## What you should do
Quote the records beneath, complete and exact. Leave out images.

····················

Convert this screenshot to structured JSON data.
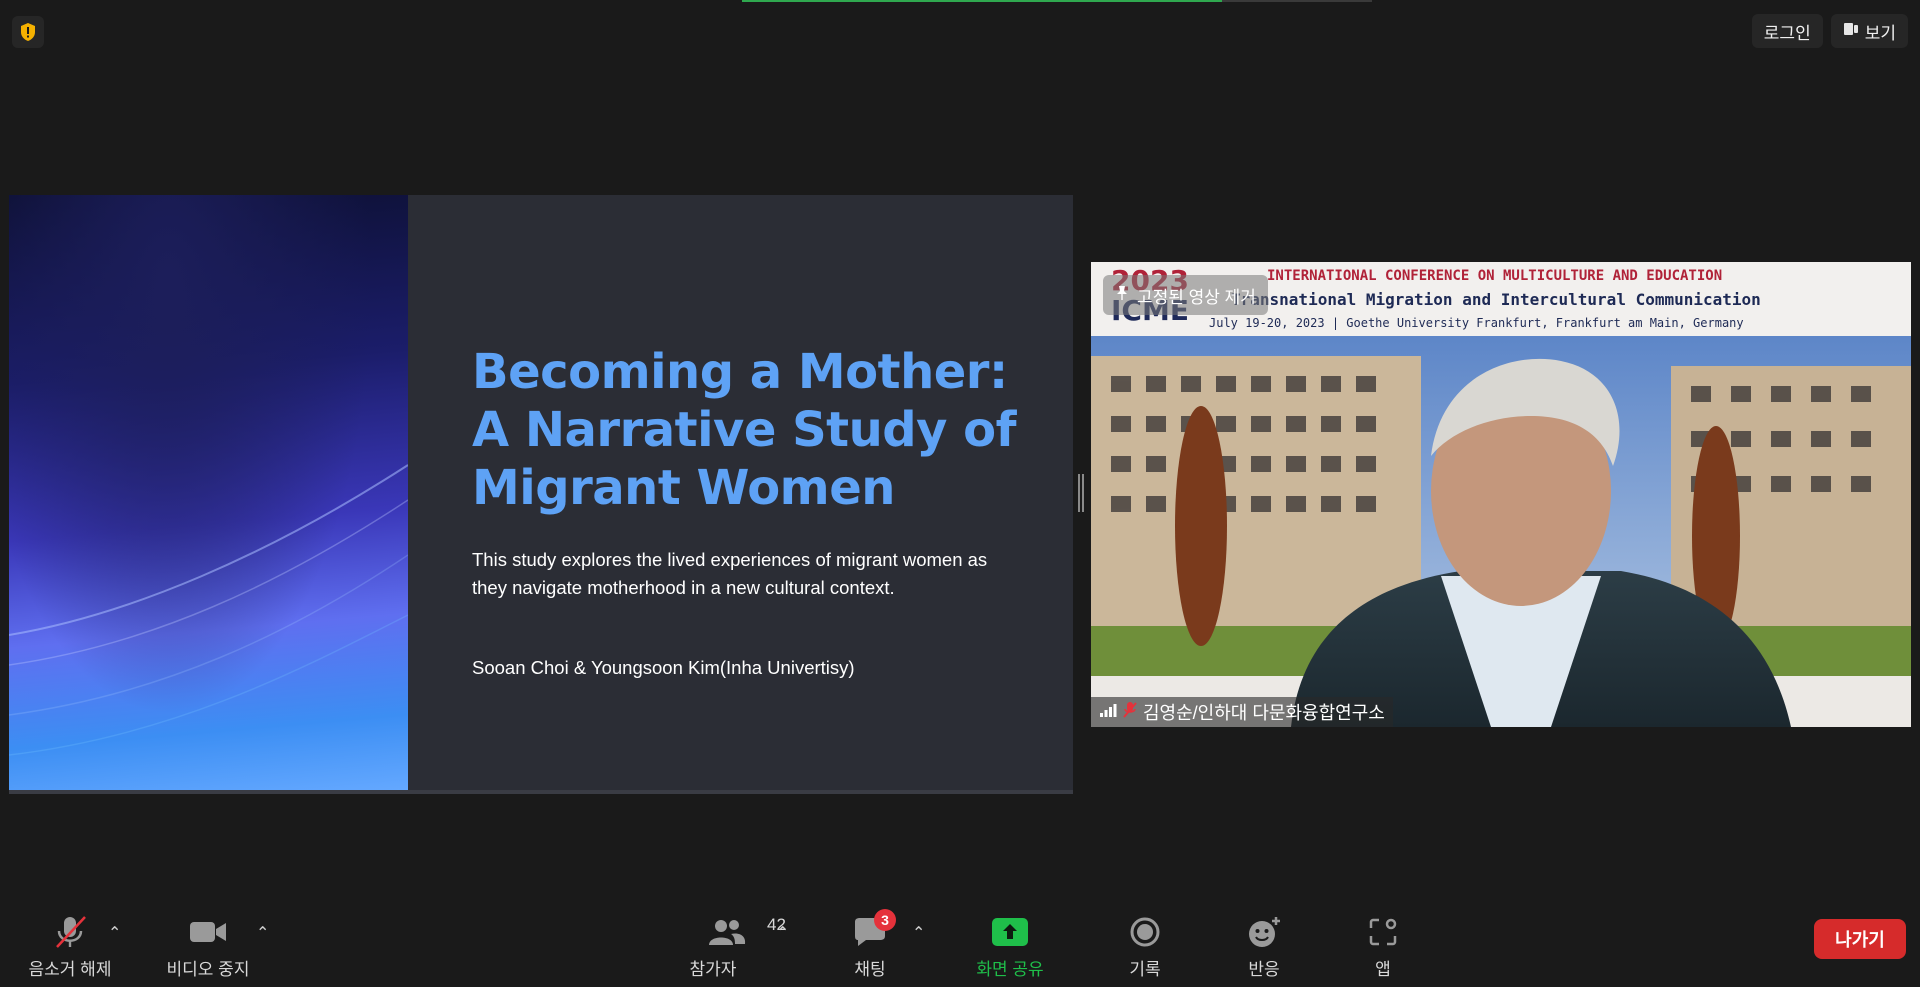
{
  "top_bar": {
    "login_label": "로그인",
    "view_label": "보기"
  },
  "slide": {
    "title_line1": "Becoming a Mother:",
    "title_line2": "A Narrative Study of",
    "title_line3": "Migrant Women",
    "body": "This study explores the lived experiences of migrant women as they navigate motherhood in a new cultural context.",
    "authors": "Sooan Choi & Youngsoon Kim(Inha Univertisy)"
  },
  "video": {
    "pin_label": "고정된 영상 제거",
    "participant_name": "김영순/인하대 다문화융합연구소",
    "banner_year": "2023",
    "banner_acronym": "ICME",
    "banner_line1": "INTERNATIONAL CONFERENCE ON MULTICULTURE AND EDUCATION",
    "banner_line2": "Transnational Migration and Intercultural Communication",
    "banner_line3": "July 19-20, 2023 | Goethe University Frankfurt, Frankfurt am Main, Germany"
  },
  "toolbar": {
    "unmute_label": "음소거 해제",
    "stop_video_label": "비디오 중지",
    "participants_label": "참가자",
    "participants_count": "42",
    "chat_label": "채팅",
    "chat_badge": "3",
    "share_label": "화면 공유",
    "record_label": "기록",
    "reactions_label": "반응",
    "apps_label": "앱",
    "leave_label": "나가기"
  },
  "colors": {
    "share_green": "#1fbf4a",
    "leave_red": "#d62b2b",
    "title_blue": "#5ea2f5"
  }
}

····················

## Full answer
Convert this screenshot to structured JSON data.
{
  "top_bar": {
    "login_label": "로그인",
    "view_label": "보기"
  },
  "slide": {
    "title_line1": "Becoming a Mother:",
    "title_line2": "A Narrative Study of",
    "title_line3": "Migrant Women",
    "body": "This study explores the lived experiences of migrant women as they navigate motherhood in a new cultural context.",
    "authors": "Sooan Choi & Youngsoon Kim(Inha Univertisy)"
  },
  "video": {
    "pin_label": "고정된 영상 제거",
    "participant_name": "김영순/인하대 다문화융합연구소",
    "banner_year": "2023",
    "banner_acronym": "ICME",
    "banner_line1": "INTERNATIONAL CONFERENCE ON MULTICULTURE AND EDUCATION",
    "banner_line2": "Transnational Migration and Intercultural Communication",
    "banner_line3": "July 19-20, 2023 | Goethe University Frankfurt, Frankfurt am Main, Germany"
  },
  "toolbar": {
    "unmute_label": "음소거 해제",
    "stop_video_label": "비디오 중지",
    "participants_label": "참가자",
    "participants_count": "42",
    "chat_label": "채팅",
    "chat_badge": "3",
    "share_label": "화면 공유",
    "record_label": "기록",
    "reactions_label": "반응",
    "apps_label": "앱",
    "leave_label": "나가기"
  },
  "colors": {
    "share_green": "#1fbf4a",
    "leave_red": "#d62b2b",
    "title_blue": "#5ea2f5"
  }
}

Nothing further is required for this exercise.